━━━━━ EXERCISE INPUTS
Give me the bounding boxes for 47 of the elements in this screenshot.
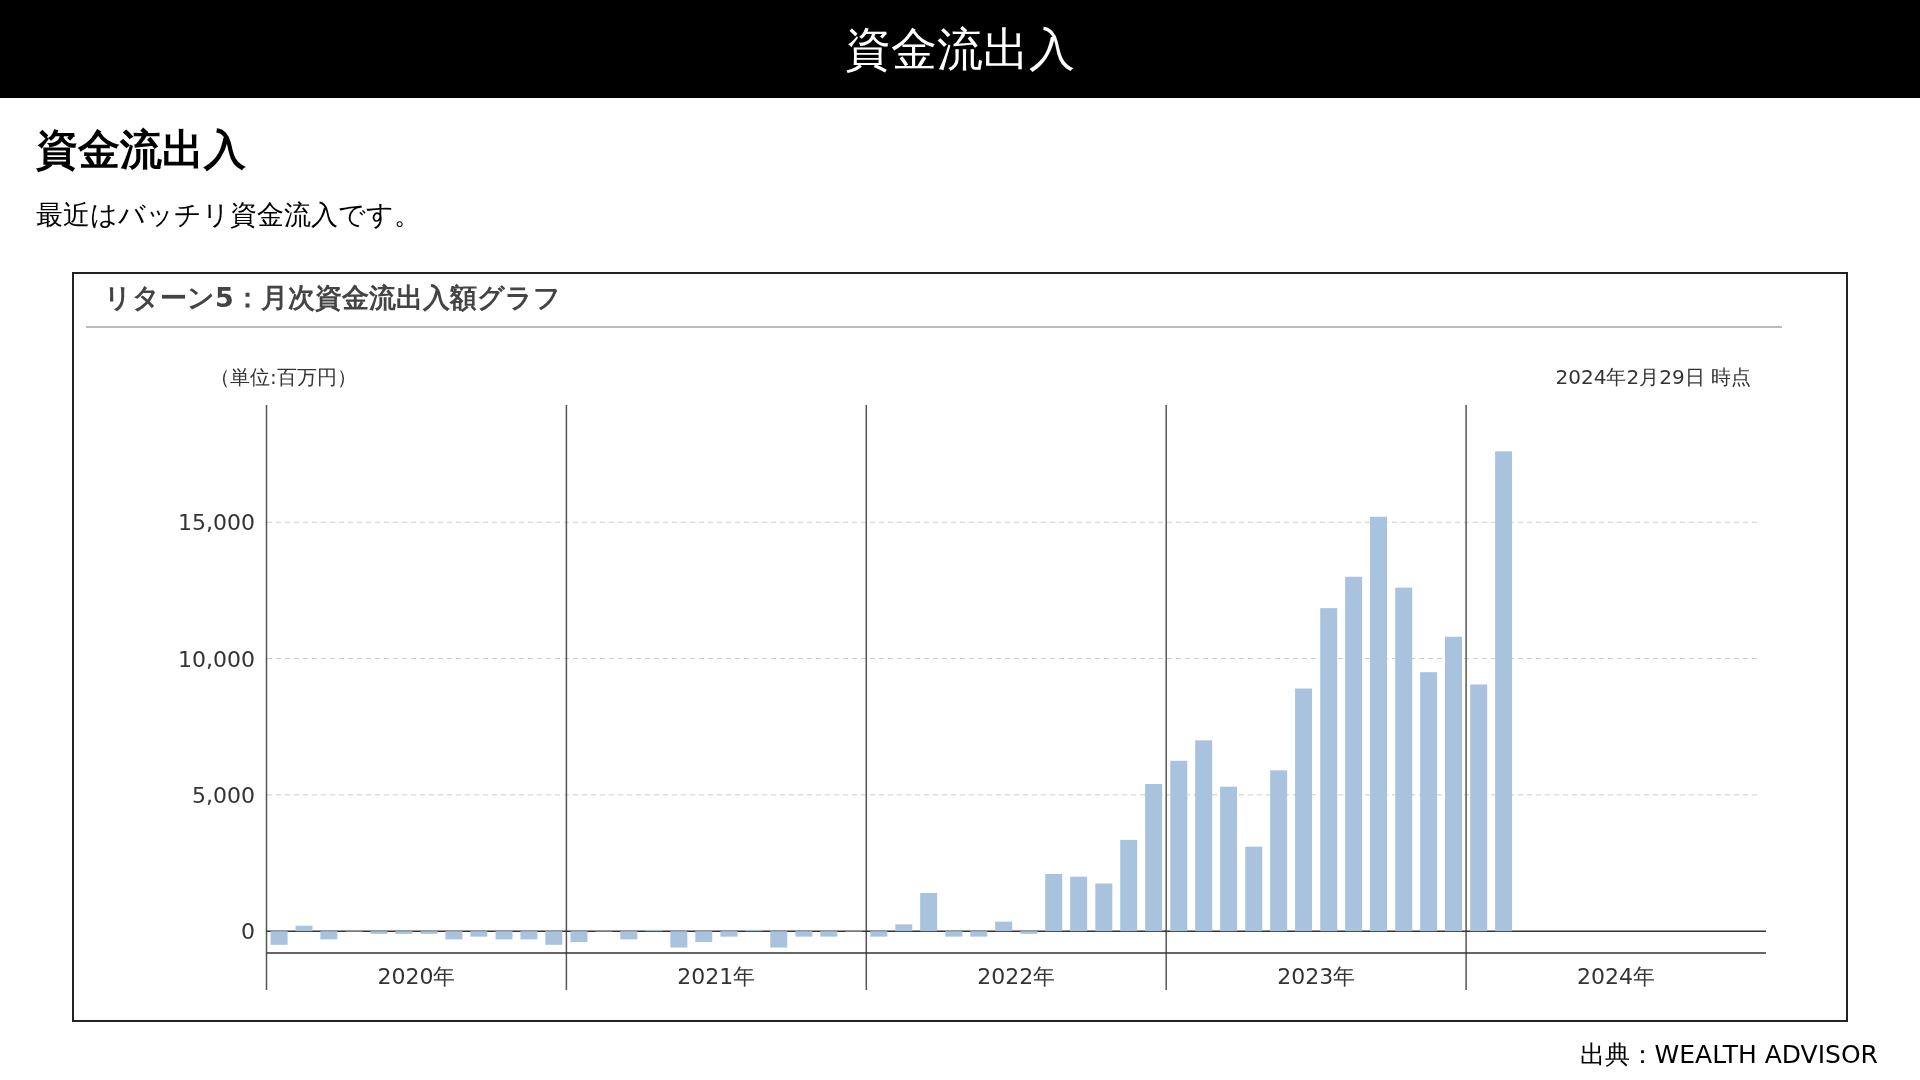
page-heading: 資金流出入 (36, 124, 247, 176)
bar (945, 931, 963, 937)
bar (770, 931, 788, 948)
bar (420, 931, 438, 934)
bar (1070, 876, 1088, 932)
bar (795, 931, 813, 937)
date-label: 2024年2月29日 時点 (1555, 365, 1751, 389)
bar (745, 929, 763, 932)
bar (695, 931, 713, 943)
bar (870, 931, 888, 937)
chart-title: リターン5：月次資金流出入額グラフ (104, 281, 561, 313)
axis-label: 2020年 (377, 964, 456, 989)
bar (720, 931, 738, 937)
bar (920, 893, 938, 932)
axis-label: 15,000 (178, 510, 255, 536)
axis-label: 5,000 (192, 782, 255, 808)
bar (320, 931, 338, 940)
bar (370, 931, 388, 934)
axis-label: 2023年 (1277, 964, 1356, 989)
bar (620, 931, 638, 940)
axis-label: 2021年 (677, 964, 756, 989)
bar (970, 931, 988, 937)
lead-text: 最近はバッチリ資金流入です。 (36, 198, 422, 232)
bar (1045, 873, 1063, 932)
bar (670, 931, 688, 948)
bar (570, 931, 588, 943)
bar (495, 931, 513, 940)
axis-label: 2024年 (1577, 964, 1656, 989)
axis-label: 10,000 (178, 646, 255, 672)
unit-label: （単位:百万円） (210, 365, 357, 389)
bar (520, 931, 538, 940)
bar (270, 931, 288, 945)
bar (645, 929, 663, 932)
bar (395, 931, 413, 934)
bar (295, 925, 313, 932)
bar (1020, 931, 1038, 934)
bar (445, 931, 463, 940)
bar (470, 931, 488, 937)
axis-label: 0 (241, 919, 255, 945)
bar (895, 924, 913, 932)
bar (995, 921, 1013, 932)
source-text: 出典：WEALTH ADVISOR (1579, 1039, 1878, 1069)
bar (1095, 883, 1113, 932)
axis-label: 2022年 (977, 964, 1056, 989)
bar (545, 931, 563, 945)
bar (820, 931, 838, 937)
header-title: 資金流出入 (845, 20, 1075, 78)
━━━━━━━━━━
[EXERCISE GOAL] Copy every line of the item above exactly, leaving out the picture.

[THE RESPONSE]
Give me the bounding boxes for 47 of the elements in this screenshot.
page-heading: 資金流出入 (36, 124, 247, 176)
bar (945, 931, 963, 937)
bar (770, 931, 788, 948)
bar (420, 931, 438, 934)
bar (1070, 876, 1088, 932)
bar (795, 931, 813, 937)
date-label: 2024年2月29日 時点 (1555, 365, 1751, 389)
bar (745, 929, 763, 932)
bar (695, 931, 713, 943)
bar (870, 931, 888, 937)
chart-title: リターン5：月次資金流出入額グラフ (104, 281, 561, 313)
axis-label: 2020年 (377, 964, 456, 989)
bar (720, 931, 738, 937)
bar (920, 893, 938, 932)
axis-label: 15,000 (178, 510, 255, 536)
axis-label: 5,000 (192, 782, 255, 808)
bar (320, 931, 338, 940)
bar (370, 931, 388, 934)
axis-label: 2023年 (1277, 964, 1356, 989)
bar (620, 931, 638, 940)
axis-label: 2021年 (677, 964, 756, 989)
bar (970, 931, 988, 937)
lead-text: 最近はバッチリ資金流入です。 (36, 198, 422, 232)
bar (1045, 873, 1063, 932)
bar (670, 931, 688, 948)
bar (570, 931, 588, 943)
bar (495, 931, 513, 940)
axis-label: 2024年 (1577, 964, 1656, 989)
axis-label: 10,000 (178, 646, 255, 672)
unit-label: （単位:百万円） (210, 365, 357, 389)
bar (520, 931, 538, 940)
bar (270, 931, 288, 945)
bar (645, 929, 663, 932)
bar (395, 931, 413, 934)
bar (295, 925, 313, 932)
bar (1020, 931, 1038, 934)
bar (445, 931, 463, 940)
bar (470, 931, 488, 937)
axis-label: 0 (241, 919, 255, 945)
bar (895, 924, 913, 932)
bar (995, 921, 1013, 932)
source-text: 出典：WEALTH ADVISOR (1579, 1039, 1878, 1069)
bar (1095, 883, 1113, 932)
axis-label: 2022年 (977, 964, 1056, 989)
bar (545, 931, 563, 945)
bar (820, 931, 838, 937)
header-title: 資金流出入 (845, 20, 1075, 78)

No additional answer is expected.